▸ Parts of the exercise
a) In the text on reducing auto-correlations, quote the passage from "3. Apply homophones, utilizing" to "bytes (or halfbytes).".
b) Shorten the paragraph beginning "For simplicity of presentation" in the text on reducing auto-correlations, keeping its main facts.

▸ Text section
With the possible exception of the digit sequences of transcendental
numbers, these items are mostly fairly strongly auto-correlated. In
fact, some well-known methods of analysis are based on the frequency
distributions of bigrams, trigrams, etc. of the natural languages in
which the plaintext messages are written. In the next section we
shall therefore deal with a number of techniques aimed to efficiently
reduce the auto-correlations, hopefully leading to keystreams that are
of satisfactory quality for our purpose. (The envisaged, though
certainly not fully attainable, goal is of course the white noise,
whose auto-correlation function is defined to have the value zero
everywhere excepting at a singular point.)

III. TECHNIQUES FOR REDUCING AUTO-CORRELATIONS.

For simplicity of presentation we shall confine ourselves in this
section to natural language texts (sequences of characters in 8-bit
bytes) as raw materials for obtaining keystreams, since these are
very easily available and since the other sources can be treated in
essentially the same manner. The following techniques, being largely
taken from classical elementary cryptography and readily implementable
by persons of modest programming proficiency, appear to be promising
candidates for reducing the auto-correlations that are present in the
texts:

1. Apply substitutions, e.g. polyalphabetic substitutions of bytes.

2. Apply permutations, i.e. transpositions, including reversal.

3. Apply homophones, utilizing the fact that the alphabet of the
   texts is smaller than the full 256 character set.

4. Combining two text streams through:

   a. Bitwise XOR.

   b. Addition mod 2^32 (assuming 32 bit word length).

   c. Substitution, e.g. mapping a pair of bytes (or halfbytes), one
      from each stream, to a pair of bytes (or halfbytes).

5. Compression through:

   a. Commonly available data compression algorithms.

   b. XORing groups of bits, e.g. 32 bits, i.e. taking their parity.

6. Use every second or third character of the texts.

▸ Data extract
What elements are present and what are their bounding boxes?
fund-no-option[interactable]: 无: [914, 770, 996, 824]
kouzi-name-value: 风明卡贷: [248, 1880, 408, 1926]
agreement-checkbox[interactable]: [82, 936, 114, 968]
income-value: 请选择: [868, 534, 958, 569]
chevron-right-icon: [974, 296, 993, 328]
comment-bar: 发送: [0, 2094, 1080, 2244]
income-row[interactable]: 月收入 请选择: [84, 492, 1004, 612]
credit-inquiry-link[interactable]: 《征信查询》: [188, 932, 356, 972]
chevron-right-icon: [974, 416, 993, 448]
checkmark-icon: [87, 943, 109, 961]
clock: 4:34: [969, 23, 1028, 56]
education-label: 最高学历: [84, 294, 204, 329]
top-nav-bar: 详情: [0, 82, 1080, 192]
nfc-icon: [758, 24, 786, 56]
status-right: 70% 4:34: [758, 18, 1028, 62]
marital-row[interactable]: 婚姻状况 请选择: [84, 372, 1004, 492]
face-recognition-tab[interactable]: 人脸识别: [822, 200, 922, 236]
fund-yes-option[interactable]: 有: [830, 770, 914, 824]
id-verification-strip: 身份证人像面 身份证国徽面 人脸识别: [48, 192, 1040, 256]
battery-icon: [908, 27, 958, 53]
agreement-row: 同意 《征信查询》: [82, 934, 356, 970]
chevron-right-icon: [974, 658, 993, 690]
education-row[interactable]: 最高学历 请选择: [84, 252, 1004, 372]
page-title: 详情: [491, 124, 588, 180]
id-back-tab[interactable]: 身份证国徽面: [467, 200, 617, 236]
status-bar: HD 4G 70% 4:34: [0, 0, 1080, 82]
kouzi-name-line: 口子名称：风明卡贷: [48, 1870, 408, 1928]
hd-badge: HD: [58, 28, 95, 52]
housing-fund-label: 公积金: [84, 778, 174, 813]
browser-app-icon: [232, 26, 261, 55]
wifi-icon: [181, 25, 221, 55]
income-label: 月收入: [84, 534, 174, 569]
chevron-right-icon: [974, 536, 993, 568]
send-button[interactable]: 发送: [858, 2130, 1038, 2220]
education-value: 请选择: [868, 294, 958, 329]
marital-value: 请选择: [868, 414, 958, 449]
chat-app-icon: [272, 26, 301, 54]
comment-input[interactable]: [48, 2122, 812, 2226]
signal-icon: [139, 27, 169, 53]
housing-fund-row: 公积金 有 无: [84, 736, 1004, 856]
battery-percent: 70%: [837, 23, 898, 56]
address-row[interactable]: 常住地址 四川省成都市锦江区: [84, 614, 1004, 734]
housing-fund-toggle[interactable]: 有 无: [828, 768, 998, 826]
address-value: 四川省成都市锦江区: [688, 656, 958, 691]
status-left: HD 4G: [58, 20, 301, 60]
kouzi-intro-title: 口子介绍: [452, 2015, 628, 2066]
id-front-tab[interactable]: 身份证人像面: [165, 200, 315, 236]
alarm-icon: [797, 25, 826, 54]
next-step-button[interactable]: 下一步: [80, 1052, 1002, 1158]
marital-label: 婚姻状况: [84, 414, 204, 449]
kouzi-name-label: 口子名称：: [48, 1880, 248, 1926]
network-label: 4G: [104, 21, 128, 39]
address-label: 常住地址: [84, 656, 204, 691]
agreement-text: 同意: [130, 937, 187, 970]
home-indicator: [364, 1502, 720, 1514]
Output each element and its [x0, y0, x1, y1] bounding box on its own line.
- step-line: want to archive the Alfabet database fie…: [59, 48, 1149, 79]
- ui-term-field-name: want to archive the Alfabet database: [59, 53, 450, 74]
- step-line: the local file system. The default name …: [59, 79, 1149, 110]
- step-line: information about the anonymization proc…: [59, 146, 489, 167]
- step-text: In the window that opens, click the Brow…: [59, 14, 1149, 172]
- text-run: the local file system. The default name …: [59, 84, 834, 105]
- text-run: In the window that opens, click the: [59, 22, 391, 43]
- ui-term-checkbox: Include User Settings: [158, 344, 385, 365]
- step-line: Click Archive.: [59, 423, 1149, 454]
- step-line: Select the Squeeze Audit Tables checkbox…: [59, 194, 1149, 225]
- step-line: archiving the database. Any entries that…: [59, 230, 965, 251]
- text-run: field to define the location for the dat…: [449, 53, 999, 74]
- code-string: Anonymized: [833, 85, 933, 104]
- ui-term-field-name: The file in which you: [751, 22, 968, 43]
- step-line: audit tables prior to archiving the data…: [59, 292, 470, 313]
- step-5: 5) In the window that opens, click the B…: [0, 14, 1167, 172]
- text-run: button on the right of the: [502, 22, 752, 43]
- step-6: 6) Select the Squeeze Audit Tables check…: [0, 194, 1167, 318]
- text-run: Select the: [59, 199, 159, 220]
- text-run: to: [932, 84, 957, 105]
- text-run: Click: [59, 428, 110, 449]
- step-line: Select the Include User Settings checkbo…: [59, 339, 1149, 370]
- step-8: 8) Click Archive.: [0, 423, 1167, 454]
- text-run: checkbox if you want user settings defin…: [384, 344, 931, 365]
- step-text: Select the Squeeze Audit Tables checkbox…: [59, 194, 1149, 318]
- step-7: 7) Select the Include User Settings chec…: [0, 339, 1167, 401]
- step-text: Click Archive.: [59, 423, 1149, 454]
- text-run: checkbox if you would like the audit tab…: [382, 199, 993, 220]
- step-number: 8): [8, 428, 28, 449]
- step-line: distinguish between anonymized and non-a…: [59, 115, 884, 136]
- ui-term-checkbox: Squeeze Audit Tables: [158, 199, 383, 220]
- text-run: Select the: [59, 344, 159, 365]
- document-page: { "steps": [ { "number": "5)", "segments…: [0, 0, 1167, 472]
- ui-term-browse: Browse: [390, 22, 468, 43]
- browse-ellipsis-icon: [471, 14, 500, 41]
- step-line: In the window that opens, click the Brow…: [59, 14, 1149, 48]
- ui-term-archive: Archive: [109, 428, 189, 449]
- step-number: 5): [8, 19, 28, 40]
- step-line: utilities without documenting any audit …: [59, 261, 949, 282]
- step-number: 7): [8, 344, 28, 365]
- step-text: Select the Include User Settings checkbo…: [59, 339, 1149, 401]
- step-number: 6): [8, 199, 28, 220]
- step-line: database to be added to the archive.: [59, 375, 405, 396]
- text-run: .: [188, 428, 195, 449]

▸ Exercise responses
a)
3. Apply homophones, utilizing the fact that the alphabet of the
   texts is smaller than the full 256 character set.

4. Combining two text streams through:

   a. Bitwise XOR.

   b. Addition mod 2^32 (assuming 32 bit word length).

   c. Substitution, e.g. mapping a pair of bytes (or halfbytes), one
      from each stream, to a pair of bytes (or halfbytes).

b) This section limits itself to natural language texts (character sequences in 8-bit bytes) as raw material for keystreams. They are easy to obtain, and other sources can be handled in essentially the same way. The techniques that follow come largely from classical elementary cryptography and can be implemented by people with modest programming skill. They look like promising ways to reduce the auto-correlations in the texts.